§ **Problem statement**
Single out the lines of the material that contain "data" and copy them.

§ **Stored records**

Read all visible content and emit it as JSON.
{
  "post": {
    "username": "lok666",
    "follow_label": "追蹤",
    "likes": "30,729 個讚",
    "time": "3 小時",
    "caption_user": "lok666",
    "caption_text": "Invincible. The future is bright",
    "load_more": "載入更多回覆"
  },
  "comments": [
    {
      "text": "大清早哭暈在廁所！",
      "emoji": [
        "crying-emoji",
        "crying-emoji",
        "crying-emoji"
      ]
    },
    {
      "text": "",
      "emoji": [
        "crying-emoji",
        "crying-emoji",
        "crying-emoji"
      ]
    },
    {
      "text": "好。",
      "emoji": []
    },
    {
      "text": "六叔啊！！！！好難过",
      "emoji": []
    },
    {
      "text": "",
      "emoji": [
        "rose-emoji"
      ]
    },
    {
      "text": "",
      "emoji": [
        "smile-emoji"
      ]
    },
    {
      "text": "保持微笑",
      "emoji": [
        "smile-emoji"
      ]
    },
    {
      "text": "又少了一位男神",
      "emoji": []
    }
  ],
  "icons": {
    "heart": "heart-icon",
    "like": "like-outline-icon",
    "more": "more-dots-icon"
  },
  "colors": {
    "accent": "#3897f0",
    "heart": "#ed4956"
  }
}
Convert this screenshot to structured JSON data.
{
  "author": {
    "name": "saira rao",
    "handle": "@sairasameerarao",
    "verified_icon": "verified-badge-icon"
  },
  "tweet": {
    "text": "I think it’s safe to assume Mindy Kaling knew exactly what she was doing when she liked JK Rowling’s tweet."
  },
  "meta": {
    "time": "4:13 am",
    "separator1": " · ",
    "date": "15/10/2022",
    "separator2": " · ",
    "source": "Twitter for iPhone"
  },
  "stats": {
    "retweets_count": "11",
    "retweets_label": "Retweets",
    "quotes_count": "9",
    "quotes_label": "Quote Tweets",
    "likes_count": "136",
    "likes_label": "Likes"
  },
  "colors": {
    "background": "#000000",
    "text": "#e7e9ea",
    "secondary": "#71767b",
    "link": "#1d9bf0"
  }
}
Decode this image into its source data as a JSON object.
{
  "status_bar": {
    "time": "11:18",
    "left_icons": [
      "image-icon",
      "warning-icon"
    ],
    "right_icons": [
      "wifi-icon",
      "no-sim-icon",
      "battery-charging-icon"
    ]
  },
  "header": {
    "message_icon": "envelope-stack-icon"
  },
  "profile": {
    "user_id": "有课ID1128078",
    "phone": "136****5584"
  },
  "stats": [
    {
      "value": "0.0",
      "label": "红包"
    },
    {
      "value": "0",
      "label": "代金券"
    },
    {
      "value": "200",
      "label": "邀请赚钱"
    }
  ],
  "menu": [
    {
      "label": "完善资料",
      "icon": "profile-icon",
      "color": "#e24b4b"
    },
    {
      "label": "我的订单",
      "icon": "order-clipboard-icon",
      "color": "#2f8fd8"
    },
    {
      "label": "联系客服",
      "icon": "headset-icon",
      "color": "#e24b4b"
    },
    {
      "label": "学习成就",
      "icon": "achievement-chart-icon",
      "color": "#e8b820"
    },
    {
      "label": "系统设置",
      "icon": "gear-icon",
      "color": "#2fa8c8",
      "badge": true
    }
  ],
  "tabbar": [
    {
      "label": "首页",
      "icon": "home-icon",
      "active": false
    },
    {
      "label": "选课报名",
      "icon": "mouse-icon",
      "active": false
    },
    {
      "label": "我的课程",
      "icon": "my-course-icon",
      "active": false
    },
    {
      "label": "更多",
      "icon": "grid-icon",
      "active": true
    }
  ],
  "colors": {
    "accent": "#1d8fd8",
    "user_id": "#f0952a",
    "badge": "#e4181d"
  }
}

§ **Solution to the problem**
Convert this screenshot to structured JSON data.
Decode this image into its source data as a JSON object.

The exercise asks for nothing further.